● **Exercise instructions**
Please recast the rows as a Markdown table, from the first line through the line holding "position-separator <box>48 62 95 63</box>", inclusive. Use the columns Line and Entry for each line's number and text, and leave out blank lines.

[Region and label listings]
◆ ◆ ◆ ◆
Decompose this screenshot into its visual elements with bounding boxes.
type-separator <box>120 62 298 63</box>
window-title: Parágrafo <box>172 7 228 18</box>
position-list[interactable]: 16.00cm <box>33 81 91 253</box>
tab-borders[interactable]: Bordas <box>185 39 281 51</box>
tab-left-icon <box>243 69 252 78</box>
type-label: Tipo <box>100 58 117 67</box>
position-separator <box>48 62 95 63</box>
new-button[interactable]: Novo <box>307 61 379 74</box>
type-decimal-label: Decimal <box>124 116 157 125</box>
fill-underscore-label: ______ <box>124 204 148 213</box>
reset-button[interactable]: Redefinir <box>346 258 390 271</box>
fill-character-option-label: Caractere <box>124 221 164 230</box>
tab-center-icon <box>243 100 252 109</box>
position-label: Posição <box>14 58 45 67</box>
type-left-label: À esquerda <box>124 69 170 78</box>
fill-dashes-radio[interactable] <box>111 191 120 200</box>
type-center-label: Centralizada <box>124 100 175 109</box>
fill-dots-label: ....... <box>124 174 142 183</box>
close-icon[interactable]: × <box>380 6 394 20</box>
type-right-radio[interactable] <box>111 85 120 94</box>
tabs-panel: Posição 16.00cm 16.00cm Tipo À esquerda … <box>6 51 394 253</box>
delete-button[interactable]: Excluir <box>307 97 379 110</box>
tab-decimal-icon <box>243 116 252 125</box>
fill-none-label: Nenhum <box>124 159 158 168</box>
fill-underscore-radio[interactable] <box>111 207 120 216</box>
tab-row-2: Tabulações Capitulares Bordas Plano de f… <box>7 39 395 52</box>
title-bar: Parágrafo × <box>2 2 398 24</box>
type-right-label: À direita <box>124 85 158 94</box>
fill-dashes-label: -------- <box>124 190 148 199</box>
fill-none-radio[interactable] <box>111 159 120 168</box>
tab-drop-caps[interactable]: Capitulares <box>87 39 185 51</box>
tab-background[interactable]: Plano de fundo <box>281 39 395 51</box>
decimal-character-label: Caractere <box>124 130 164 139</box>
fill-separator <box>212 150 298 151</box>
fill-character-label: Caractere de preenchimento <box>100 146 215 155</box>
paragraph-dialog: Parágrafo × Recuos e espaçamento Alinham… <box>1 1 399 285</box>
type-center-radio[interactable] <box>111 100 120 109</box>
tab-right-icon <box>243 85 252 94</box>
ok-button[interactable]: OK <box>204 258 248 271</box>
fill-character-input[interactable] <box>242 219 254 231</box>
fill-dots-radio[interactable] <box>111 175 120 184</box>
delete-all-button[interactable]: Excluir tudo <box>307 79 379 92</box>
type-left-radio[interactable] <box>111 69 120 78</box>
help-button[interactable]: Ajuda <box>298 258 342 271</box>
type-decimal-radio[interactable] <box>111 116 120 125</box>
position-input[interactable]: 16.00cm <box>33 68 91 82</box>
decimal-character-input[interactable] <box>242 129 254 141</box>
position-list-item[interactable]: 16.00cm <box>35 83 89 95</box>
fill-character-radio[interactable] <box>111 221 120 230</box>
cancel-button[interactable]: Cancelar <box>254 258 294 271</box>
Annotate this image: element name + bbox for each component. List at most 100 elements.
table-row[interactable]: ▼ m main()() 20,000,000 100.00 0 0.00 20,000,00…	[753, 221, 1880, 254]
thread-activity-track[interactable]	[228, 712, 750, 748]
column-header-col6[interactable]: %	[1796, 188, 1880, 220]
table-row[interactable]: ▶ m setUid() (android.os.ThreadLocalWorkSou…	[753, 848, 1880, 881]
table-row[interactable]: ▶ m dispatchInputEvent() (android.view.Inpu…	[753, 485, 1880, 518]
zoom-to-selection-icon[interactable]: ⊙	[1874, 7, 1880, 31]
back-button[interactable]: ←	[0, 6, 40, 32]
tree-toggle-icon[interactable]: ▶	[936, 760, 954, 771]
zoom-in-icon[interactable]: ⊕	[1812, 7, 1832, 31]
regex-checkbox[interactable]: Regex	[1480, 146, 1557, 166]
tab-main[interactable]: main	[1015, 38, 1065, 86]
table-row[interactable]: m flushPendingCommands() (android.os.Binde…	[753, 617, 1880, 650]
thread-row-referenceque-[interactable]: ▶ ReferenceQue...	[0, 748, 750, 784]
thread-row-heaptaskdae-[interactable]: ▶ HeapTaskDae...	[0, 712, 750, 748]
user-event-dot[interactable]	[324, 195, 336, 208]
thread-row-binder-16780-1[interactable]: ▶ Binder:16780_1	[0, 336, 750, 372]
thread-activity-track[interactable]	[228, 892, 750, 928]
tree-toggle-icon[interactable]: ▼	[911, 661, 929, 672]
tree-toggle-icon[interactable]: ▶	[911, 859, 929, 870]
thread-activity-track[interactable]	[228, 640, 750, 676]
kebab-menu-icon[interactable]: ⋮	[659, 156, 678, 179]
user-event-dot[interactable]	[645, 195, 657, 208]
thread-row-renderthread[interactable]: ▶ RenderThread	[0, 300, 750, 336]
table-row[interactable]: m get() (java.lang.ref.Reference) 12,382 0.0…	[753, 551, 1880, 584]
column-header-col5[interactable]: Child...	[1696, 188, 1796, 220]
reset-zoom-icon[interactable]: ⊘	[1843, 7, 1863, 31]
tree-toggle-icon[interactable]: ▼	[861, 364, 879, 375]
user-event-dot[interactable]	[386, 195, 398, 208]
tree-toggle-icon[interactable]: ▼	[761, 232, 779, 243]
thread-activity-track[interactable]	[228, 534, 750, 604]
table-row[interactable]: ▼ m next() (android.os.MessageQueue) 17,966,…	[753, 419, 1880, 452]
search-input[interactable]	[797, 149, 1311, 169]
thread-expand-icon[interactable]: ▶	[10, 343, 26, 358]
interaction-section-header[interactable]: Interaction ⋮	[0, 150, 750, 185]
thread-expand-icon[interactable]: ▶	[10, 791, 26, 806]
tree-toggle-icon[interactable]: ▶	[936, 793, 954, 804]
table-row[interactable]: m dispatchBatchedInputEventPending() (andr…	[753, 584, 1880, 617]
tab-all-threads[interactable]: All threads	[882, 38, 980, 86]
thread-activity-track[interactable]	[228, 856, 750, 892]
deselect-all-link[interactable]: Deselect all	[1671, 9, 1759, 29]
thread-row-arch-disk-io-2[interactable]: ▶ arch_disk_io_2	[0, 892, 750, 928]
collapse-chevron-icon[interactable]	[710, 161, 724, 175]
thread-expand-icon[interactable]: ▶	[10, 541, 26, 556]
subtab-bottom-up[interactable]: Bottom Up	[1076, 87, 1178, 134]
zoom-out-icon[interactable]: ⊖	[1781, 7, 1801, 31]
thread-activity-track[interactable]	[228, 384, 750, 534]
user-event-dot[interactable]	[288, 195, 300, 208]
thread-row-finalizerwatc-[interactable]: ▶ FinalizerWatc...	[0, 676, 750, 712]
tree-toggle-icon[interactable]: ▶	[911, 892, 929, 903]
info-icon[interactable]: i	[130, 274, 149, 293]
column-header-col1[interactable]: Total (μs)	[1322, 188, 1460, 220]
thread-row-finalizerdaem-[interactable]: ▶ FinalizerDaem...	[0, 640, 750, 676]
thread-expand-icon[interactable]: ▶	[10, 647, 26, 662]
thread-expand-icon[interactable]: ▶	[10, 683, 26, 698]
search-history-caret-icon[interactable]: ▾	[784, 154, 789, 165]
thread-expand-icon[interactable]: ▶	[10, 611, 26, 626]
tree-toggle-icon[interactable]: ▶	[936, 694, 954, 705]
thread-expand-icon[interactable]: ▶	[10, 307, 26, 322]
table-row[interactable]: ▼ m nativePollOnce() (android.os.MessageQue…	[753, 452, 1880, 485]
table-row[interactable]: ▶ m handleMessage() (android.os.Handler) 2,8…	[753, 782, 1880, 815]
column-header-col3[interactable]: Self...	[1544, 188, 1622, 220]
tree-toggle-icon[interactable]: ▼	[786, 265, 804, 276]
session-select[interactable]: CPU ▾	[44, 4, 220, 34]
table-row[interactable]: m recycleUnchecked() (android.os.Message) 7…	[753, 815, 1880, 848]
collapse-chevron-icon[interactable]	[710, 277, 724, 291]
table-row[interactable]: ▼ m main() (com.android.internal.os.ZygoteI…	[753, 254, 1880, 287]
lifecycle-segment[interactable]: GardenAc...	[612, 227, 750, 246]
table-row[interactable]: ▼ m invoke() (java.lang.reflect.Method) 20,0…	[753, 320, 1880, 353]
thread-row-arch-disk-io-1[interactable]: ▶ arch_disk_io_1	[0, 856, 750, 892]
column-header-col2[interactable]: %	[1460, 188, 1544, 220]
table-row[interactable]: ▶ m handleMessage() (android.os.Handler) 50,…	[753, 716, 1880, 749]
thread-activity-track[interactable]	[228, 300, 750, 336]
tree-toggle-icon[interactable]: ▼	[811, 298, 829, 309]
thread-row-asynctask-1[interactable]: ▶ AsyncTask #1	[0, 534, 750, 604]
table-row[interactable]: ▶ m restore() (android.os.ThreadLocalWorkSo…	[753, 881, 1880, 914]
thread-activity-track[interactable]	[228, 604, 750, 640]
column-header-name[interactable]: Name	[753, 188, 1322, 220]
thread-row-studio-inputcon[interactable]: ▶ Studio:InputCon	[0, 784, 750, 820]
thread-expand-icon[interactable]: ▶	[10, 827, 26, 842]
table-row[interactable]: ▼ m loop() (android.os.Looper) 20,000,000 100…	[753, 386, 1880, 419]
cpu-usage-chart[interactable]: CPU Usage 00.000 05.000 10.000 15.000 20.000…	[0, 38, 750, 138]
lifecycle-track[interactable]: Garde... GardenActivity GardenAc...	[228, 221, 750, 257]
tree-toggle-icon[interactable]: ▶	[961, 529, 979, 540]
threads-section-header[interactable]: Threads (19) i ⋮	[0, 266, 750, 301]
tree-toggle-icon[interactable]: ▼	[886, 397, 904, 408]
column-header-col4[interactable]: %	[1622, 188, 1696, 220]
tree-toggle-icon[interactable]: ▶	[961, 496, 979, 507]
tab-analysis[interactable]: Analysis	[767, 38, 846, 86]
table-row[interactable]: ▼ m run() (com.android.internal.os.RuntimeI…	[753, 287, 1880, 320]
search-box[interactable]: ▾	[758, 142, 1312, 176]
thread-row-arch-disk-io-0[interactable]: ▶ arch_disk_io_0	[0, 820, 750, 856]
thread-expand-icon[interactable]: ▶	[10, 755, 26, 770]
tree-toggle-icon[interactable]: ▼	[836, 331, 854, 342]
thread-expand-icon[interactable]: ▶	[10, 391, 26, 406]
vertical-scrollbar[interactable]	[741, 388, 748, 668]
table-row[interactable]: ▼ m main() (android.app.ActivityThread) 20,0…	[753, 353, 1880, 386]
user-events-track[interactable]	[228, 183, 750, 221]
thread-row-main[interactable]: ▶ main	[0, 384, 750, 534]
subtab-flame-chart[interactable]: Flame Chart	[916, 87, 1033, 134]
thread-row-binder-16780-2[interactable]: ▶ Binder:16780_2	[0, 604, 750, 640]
◆ ◆ ◆ ◆
● **The response**
| Line | Entry |
|---|---|
| 1 | Decompose this screenshot into its visual elements with bounding boxes. |
| 2 | type-separator <box>120 62 298 63</box> |
| 3 | window-title: Parágrafo <box>172 7 228 18</box> |
| 4 | position-list[interactable]: 16.00cm <box>33 81 91 253</box> |
| 5 | tab-borders[interactable]: Bordas <box>185 39 281 51</box> |
| 6 | tab-left-icon <box>243 69 252 78</box> |
| 7 | type-label: Tipo <box>100 58 117 67</box> |
| 8 | position-separator <box>48 62 95 63</box> |